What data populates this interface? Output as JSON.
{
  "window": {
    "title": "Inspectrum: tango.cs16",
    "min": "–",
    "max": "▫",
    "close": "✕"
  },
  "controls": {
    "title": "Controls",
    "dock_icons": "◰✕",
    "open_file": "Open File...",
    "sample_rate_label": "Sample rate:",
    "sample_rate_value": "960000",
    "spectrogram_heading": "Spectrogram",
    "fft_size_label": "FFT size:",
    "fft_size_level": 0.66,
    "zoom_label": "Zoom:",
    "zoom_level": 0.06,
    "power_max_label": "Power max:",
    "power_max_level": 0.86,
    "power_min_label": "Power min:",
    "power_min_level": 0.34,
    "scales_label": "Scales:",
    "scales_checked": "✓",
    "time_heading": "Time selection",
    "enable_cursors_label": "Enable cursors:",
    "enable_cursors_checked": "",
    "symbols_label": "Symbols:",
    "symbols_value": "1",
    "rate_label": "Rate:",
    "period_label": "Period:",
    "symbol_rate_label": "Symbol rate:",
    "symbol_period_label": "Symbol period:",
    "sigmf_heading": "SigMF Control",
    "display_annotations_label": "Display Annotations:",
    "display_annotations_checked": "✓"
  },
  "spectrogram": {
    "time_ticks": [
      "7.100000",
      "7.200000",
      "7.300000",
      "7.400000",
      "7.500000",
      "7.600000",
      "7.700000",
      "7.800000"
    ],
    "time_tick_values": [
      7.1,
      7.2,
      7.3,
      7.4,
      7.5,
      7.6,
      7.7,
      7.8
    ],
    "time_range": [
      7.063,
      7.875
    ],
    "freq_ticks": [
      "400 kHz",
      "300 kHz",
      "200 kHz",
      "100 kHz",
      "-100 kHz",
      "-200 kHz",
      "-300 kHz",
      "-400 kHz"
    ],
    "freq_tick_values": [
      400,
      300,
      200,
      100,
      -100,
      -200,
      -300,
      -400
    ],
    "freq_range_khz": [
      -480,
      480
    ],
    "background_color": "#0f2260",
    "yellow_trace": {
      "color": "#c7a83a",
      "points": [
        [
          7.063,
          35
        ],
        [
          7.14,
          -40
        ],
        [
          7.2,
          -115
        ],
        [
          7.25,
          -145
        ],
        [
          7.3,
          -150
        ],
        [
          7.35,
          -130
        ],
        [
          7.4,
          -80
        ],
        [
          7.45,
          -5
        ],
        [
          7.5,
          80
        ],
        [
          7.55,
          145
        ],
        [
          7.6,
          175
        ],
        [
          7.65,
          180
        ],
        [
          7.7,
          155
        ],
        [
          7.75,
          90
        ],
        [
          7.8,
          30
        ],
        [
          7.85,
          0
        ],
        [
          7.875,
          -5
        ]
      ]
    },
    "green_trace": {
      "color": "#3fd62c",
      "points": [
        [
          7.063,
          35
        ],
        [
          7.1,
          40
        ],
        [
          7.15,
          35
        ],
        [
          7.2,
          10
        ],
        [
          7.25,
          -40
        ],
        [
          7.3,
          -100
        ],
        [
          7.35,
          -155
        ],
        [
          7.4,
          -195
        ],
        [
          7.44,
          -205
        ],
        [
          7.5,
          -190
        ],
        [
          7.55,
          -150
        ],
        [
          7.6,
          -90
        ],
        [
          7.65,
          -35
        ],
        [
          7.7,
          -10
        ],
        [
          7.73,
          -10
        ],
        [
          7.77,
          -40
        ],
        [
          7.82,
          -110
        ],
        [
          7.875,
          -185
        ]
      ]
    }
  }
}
-----
**Your task**
Type the material above out again, exactly.

**Full response**
What data populates this interface? Output as JSON.
{
  "window": {
    "title": "Inspectrum: tango.cs16",
    "min": "–",
    "max": "▫",
    "close": "✕"
  },
  "controls": {
    "title": "Controls",
    "dock_icons": "◰✕",
    "open_file": "Open File...",
    "sample_rate_label": "Sample rate:",
    "sample_rate_value": "960000",
    "spectrogram_heading": "Spectrogram",
    "fft_size_label": "FFT size:",
    "fft_size_level": 0.66,
    "zoom_label": "Zoom:",
    "zoom_level": 0.06,
    "power_max_label": "Power max:",
    "power_max_level": 0.86,
    "power_min_label": "Power min:",
    "power_min_level": 0.34,
    "scales_label": "Scales:",
    "scales_checked": "✓",
    "time_heading": "Time selection",
    "enable_cursors_label": "Enable cursors:",
    "enable_cursors_checked": "",
    "symbols_label": "Symbols:",
    "symbols_value": "1",
    "rate_label": "Rate:",
    "period_label": "Period:",
    "symbol_rate_label": "Symbol rate:",
    "symbol_period_label": "Symbol period:",
    "sigmf_heading": "SigMF Control",
    "display_annotations_label": "Display Annotations:",
    "display_annotations_checked": "✓"
  },
  "spectrogram": {
    "time_ticks": [
      "7.100000",
      "7.200000",
      "7.300000",
      "7.400000",
      "7.500000",
      "7.600000",
      "7.700000",
      "7.800000"
    ],
    "time_tick_values": [
      7.1,
      7.2,
      7.3,
      7.4,
      7.5,
      7.6,
      7.7,
      7.8
    ],
    "time_range": [
      7.063,
      7.875
    ],
    "freq_ticks": [
      "400 kHz",
      "300 kHz",
      "200 kHz",
      "100 kHz",
      "-100 kHz",
      "-200 kHz",
      "-300 kHz",
      "-400 kHz"
    ],
    "freq_tick_values": [
      400,
      300,
      200,
      100,
      -100,
      -200,
      -300,
      -400
    ],
    "freq_range_khz": [
      -480,
      480
    ],
    "background_color": "#0f2260",
    "yellow_trace": {
      "color": "#c7a83a",
      "points": [
        [
          7.063,
          35
        ],
        [
          7.14,
          -40
        ],
        [
          7.2,
          -115
        ],
        [
          7.25,
          -145
        ],
        [
          7.3,
          -150
        ],
        [
          7.35,
          -130
        ],
        [
          7.4,
          -80
        ],
        [
          7.45,
          -5
        ],
        [
          7.5,
          80
        ],
        [
          7.55,
          145
        ],
        [
          7.6,
          175
        ],
        [
          7.65,
          180
        ],
        [
          7.7,
          155
        ],
        [
          7.75,
          90
        ],
        [
          7.8,
          30
        ],
        [
          7.85,
          0
        ],
        [
          7.875,
          -5
        ]
      ]
    },
    "green_trace": {
      "color": "#3fd62c",
      "points": [
        [
          7.063,
          35
        ],
        [
          7.1,
          40
        ],
        [
          7.15,
          35
        ],
        [
          7.2,
          10
        ],
        [
          7.25,
          -40
        ],
        [
          7.3,
          -100
        ],
        [
          7.35,
          -155
        ],
        [
          7.4,
          -195
        ],
        [
          7.44,
          -205
        ],
        [
          7.5,
          -190
        ],
        [
          7.55,
          -150
        ],
        [
          7.6,
          -90
        ],
        [
          7.65,
          -35
        ],
        [
          7.7,
          -10
        ],
        [
          7.73,
          -10
        ],
        [
          7.77,
          -40
        ],
        [
          7.82,
          -110
        ],
        [
          7.875,
          -185
        ]
      ]
    }
  }
}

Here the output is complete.